> **Passage provided**:
-*-*-
Let me re look as well

onuralpszr avatar Oct 08 '23 14:10 onuralpszr

in datasets.formats.yolo when loading yolo annotations the method is using cv2.imread to get image shape, i suggest using some other method to get the shape so it will be faster for large datasets

netanelbi avatar Oct 16 '23 05:10 netanelbi

@onuralpszr @hardikdava Any update on this? OOM'd on my end when using sv.DetectionDataset.from_yolo

AChangXD avatar Dec 26 '23 19:12 AChangXD

Hi, @AChangXD 👋🏻 ! There are no updates yet. But this PR is high on my TODO list. Over the past couple of weeks, I have been quite overwhelmed with non-Supervision work.

SkalskiP avatar Dec 28 '23 08:12 SkalskiP

I see that images are only opened with cv2 when they are accessed. Suppose I am labeling 10,000 images and load all them into memory sequentially. My workflow is:

  1. Load an image
  2. Get an annotation
  3. Save the annotation in the dataset object

Will I hit an OOM error at the end, or does Python do something in the background with the image objects that haven't been actively used in a while?

capjamesg avatar Jan 03 '24 15:01 capjamesg

Hi, @AChangXD 👋🏻 ! There are no updates yet. But this PR is high on my TODO list. Over the past couple of weeks, I have been quite overwhelmed with non-Supervision work.

Yeah getting this working would be amazing! This is a huge blocker for me

AChangXD avatar Jan 08 '24 01:01 AChangXD

I see that images are only opened with cv2 when they are accessed. Suppose I am labeling 10,000 images and load all them into memory sequentially. My workflow is:

  1. Load an image
  2. Get an annotation
  3. Save the annotation in the dataset object

Will I hit an OOM error at the end, or does Python do something in the background with the image objects that haven't been actively used in a while?

Seeing that it OOM's, I'm guessing it doesn't?

AChangXD avatar Jan 08 '24 01:01 AChangXD

@tfriedel @onuralpszr , i have tested the lazy-dataset-loading branch of supervision, autodistill repos by @tfriedel , stil can't process 2k of images dataset , OOM error, it's not how it handles image_path in dict structure but how it process reading image using cv2 and saving it , it looks like eating memory .
-*-*-
> **Supplied information**:
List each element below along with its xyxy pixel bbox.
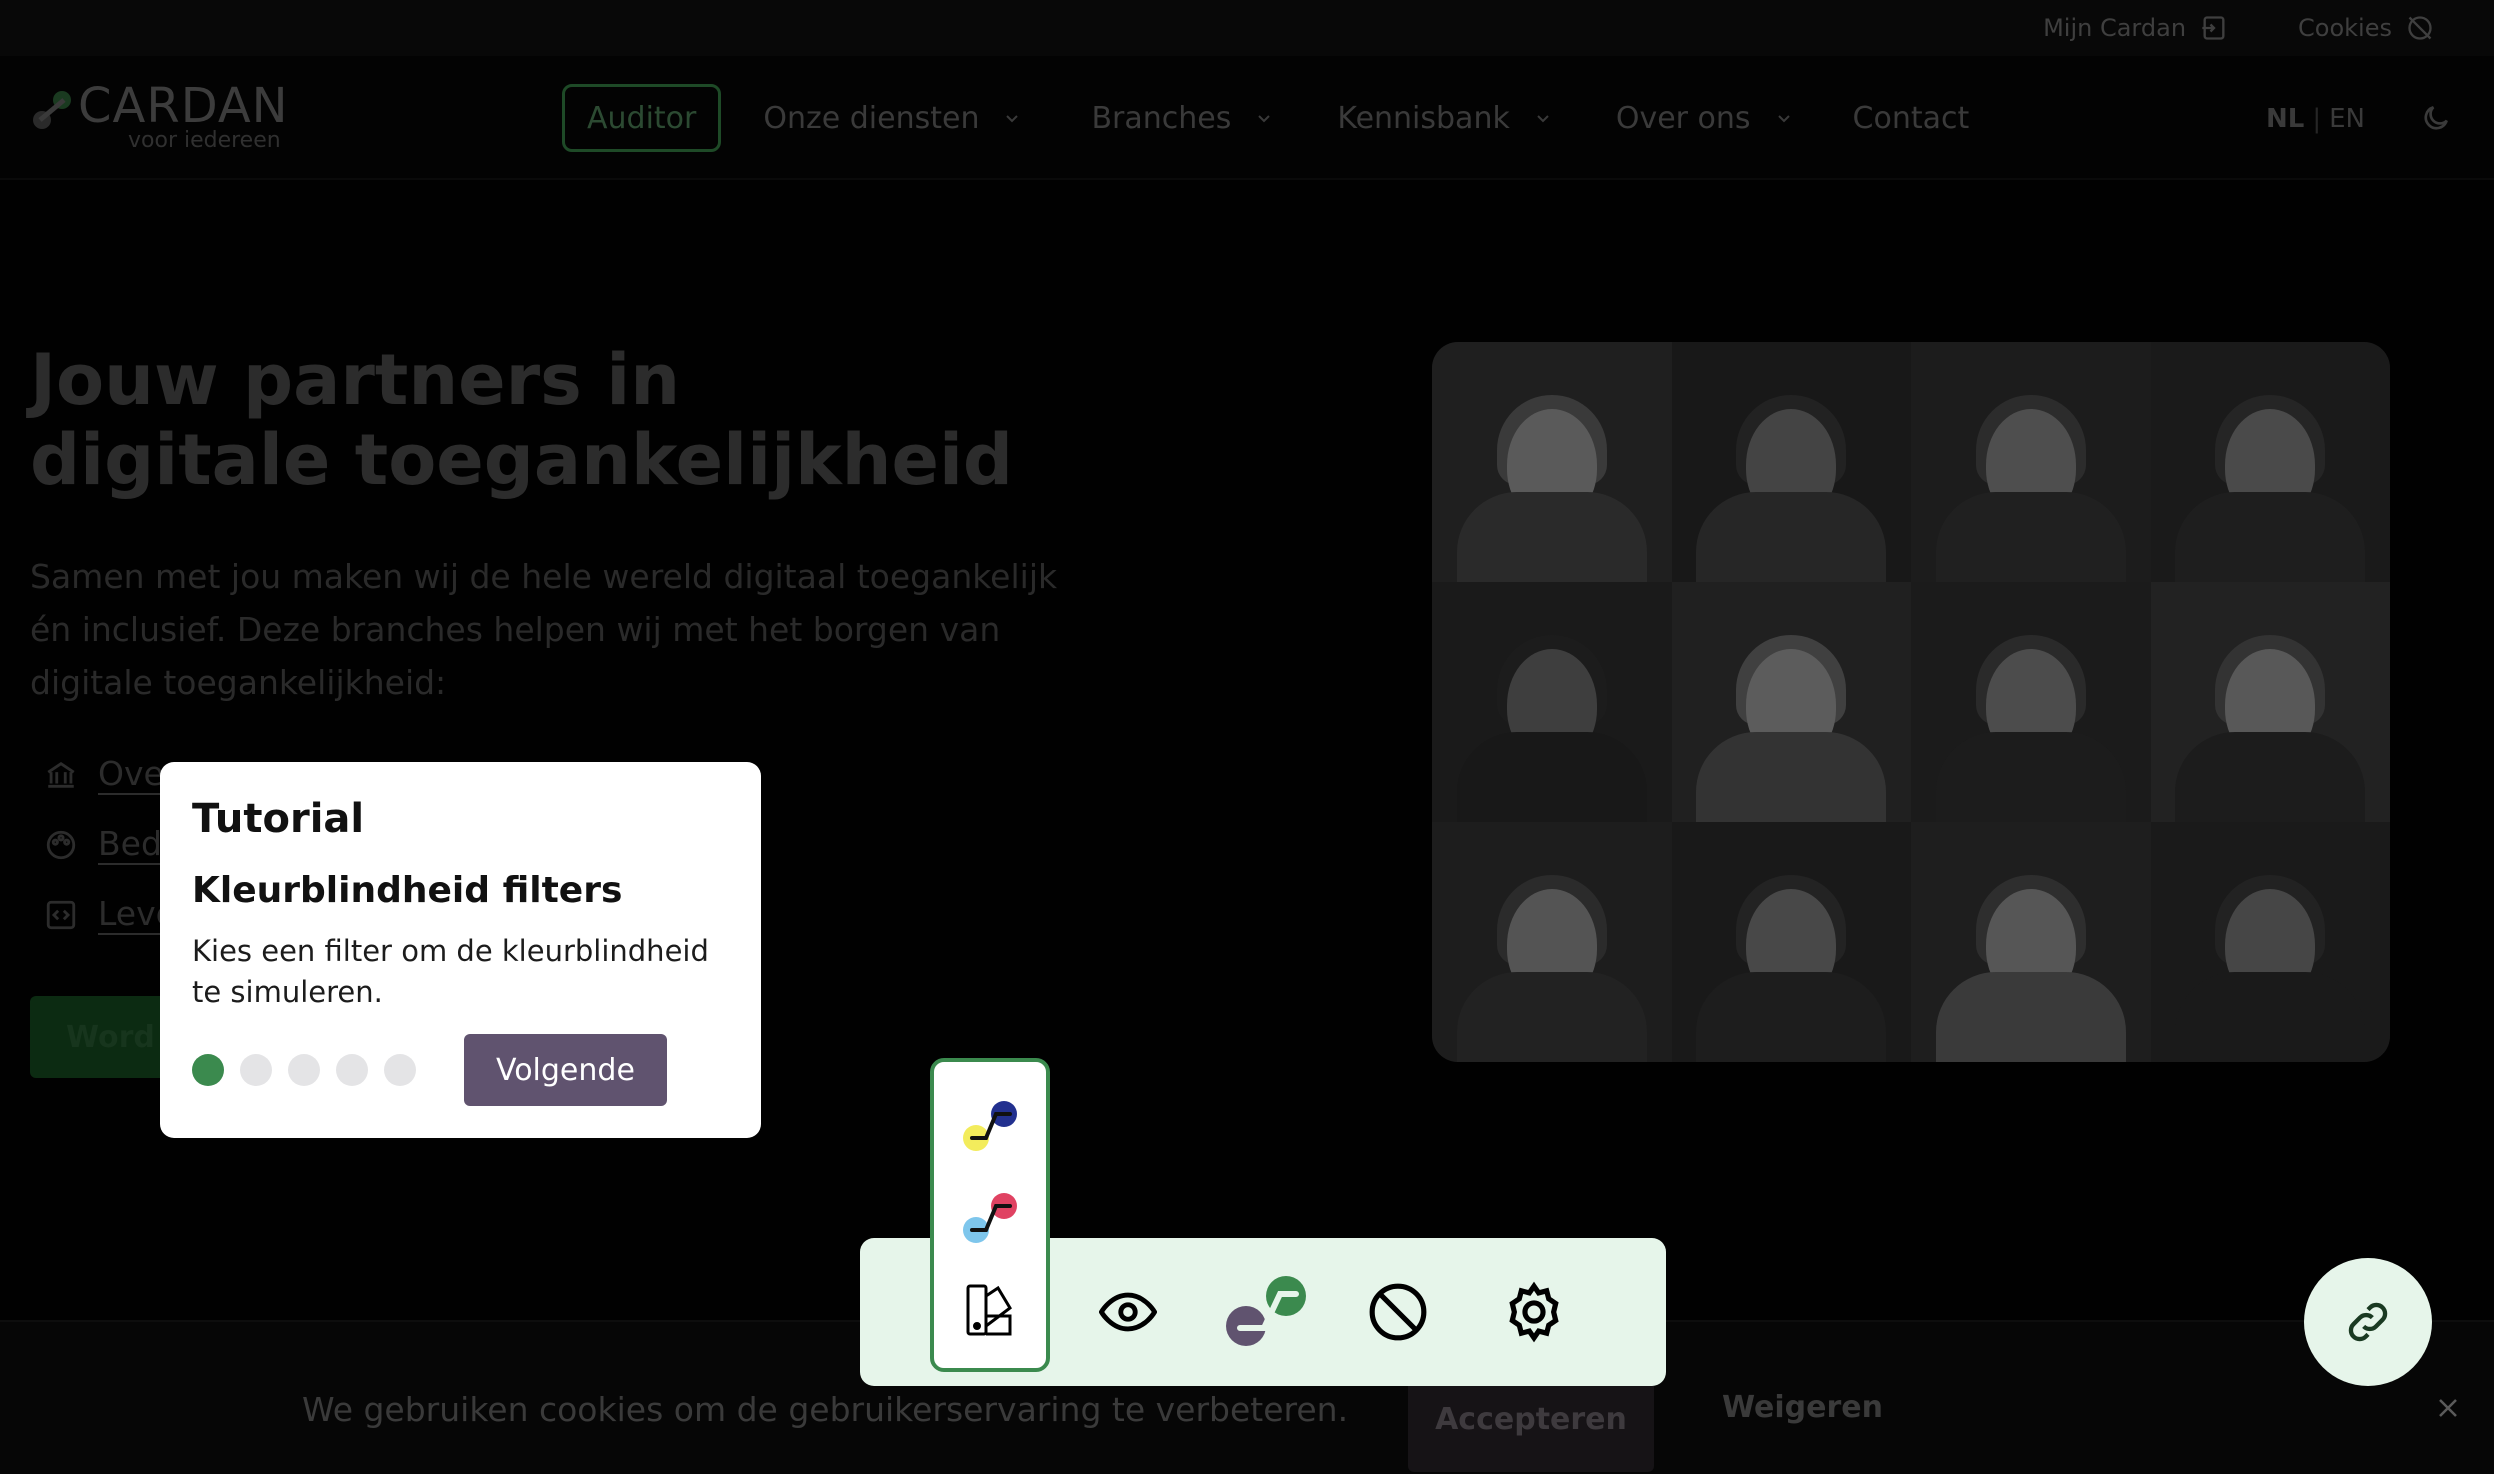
-*-*-
> **Your goal**:
Repeat the passage from the thread on memory errors when loading datasets that begins with the words containing "Seeing that it" and ends with "eating memory .", copying it exactly.

> **Answer to this exercise**:
Seeing that it OOM's, I'm guessing it doesn't?

AChangXD avatar Jan 08 '24 01:01 AChangXD

@tfriedel @onuralpszr , i have tested the lazy-dataset-loading branch of supervision, autodistill repos by @tfriedel , stil can't process 2k of images dataset , OOM error, it's not how it handles image_path in dict structure but how it process reading image using cv2 and saving it , it looks like eating memory .